*Source text:*
○ ○ ○

Do a search on the word, “culture” and odds are something like this Forbes blog post excerpt called “How to Build a Great Company Culture,” will appear on the screen:
“Culture is shaped mostly by how your leaders act, so make sure your leadership team embodies the type of company you want to be.”
Todd McKinnon, CEO of Okta
Texas CEO roundtable sponsor Texas Mutual Insurance Company, joining with Scott Safety at their training facility in Houston, brought experts in oilfield and oil rig safety to a conversation on controlling accidents, bringing down the cost of premiums and creating a safety culture.
What does a safety culture look like and how does it behave? Bill Luther, Safety Services Consultant at Texas Mutual Insurance, sees the decades-long culture of
management intimidation in the oilfields beginning to recede somewhat in favor of a safety culture.
Others agree – leaving intimidation and developing a safety culture begins with leading by example. “If you’re in a meeting, you’re going to watch how your manager acts. If he’s on his phone and not paying attention to the safety presentation, nobody in the room is going to do that, either,” observed Sam Bowen Jr. of Bowen, Miclette & Britt Insurance.
But too often as Chris Dooley. CEO of Dooley Tacaberry, noted, “If the boss isn’t walking around with safety glasses, or walks in at 9 a.m., what do the workers think? You have to practice what you preach.”
For John Stephens, a member of the Safety Committee of the Texas Oil & Gas Association, the key players are not only the top leadership, they’re also middle management and the front line supervisors because, “Safety needs to go all the way through – the employee has a tough time when the manager doesn’t follow it.”
Another element of building a safety culture is dealing with complacency by holding people accountable – management and employees.
James Hernholm has seen a big behavior shift in accountability because of what happened in the 2005 BP refinery explosion in Texas City. “Alarms were disabled and there were no wires attached to the gas detectors on the wall because they became tired of listening to the alarms,” Hernholm stated. Fifteen people died and 150 were seriously injured, and as a result, new safety guidelines were enacted. “For that cultural change, you need to teach, talk and train,” he said.

○ ○ ○

*Information supplied:*
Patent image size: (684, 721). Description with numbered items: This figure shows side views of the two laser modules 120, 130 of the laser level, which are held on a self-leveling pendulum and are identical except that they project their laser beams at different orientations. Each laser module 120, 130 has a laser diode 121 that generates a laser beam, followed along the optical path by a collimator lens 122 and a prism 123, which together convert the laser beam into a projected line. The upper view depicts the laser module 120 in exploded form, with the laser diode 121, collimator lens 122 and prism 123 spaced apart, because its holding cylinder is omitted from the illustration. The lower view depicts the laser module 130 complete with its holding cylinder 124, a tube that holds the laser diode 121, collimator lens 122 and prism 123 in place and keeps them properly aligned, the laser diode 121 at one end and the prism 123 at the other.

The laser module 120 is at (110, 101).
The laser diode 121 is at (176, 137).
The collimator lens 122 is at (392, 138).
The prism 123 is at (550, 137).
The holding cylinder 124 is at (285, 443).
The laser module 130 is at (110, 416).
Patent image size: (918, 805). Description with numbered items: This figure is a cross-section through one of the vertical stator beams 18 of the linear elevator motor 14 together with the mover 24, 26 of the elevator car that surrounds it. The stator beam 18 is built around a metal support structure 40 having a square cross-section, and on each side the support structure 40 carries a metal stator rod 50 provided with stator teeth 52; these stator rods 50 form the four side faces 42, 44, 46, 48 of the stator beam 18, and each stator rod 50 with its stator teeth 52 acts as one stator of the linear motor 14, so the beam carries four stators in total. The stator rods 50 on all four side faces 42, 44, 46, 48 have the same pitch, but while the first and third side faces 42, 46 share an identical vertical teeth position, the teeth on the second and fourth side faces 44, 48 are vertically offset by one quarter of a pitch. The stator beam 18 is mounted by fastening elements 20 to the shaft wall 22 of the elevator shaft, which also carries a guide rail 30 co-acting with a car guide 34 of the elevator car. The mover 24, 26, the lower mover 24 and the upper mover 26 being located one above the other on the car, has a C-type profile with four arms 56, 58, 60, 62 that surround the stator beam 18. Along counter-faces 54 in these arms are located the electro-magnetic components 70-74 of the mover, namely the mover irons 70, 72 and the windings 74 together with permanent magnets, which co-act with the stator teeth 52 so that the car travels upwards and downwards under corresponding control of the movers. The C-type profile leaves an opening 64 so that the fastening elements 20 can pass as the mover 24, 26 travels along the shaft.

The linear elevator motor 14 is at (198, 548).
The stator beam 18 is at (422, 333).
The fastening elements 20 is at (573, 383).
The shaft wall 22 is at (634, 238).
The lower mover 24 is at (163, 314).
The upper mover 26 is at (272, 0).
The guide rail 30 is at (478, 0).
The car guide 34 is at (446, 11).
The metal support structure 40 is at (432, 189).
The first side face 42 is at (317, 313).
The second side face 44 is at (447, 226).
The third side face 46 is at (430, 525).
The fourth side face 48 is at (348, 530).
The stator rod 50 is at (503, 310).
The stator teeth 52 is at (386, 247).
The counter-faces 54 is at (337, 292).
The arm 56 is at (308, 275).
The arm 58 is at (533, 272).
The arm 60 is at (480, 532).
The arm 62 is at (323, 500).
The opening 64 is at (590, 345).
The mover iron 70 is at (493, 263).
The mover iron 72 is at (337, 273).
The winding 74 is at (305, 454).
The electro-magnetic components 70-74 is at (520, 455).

○ ○ ○

*Tasks and exercises:*
(a) Rewrite everything in the safety culture article from "Todd McKinnon, CEO" down to "of a safety culture.", putting "forum" in place of "roundtable".
(b) Convert everything from the start of the entries down to and including the line containing "The laser module 130 is at (110, 416)." into a Markdown table. Use two columns, Row and Line, number each line in Row, and omit blank lines.

*Results of the tasks:*
(a)
Todd McKinnon, CEO of Okta
Texas CEO forum sponsor Texas Mutual Insurance Company, joining with Scott Safety at their training facility in Houston, brought experts in oilfield and oil rig safety to a conversation on controlling accidents, bringing down the cost of premiums and creating a safety culture.
What does a safety culture look like and how does it behave? Bill Luther, Safety Services Consultant at Texas Mutual Insurance, sees the decades-long culture of
management intimidation in the oilfields beginning to recede somewhat in favor of a safety culture.

(b)
| Row | Line |
|---|---|
| 1 | Patent image size: (684, 721). Description with numbered items: This figure shows side views of the two laser modules 120, 130 of the laser level, which are held on a self-leveling pendulum and are identical except that they project their laser beams at different orientations. Each laser module 120, 130 has a laser diode 121 that generates a laser beam, followed along the optical path by a collimator lens 122 and a prism 123, which together convert the laser beam into a projected line. The upper view depicts the laser module 120 in exploded form, with the laser diode 121, collimator lens 122 and prism 123 spaced apart, because its holding cylinder is omitted from the illustration. The lower view depicts the laser module 130 complete with its holding cylinder 124, a tube that holds the laser diode 121, collimator lens 122 and prism 123 in place and keeps them properly aligned, the laser diode 121 at one end and the prism 123 at the other. |
| 2 | The laser module 120 is at (110, 101). |
| 3 | The laser diode 121 is at (176, 137). |
| 4 | The collimator lens 122 is at (392, 138). |
| 5 | The prism 123 is at (550, 137). |
| 6 | The holding cylinder 124 is at (285, 443). |
| 7 | The laser module 130 is at (110, 416). |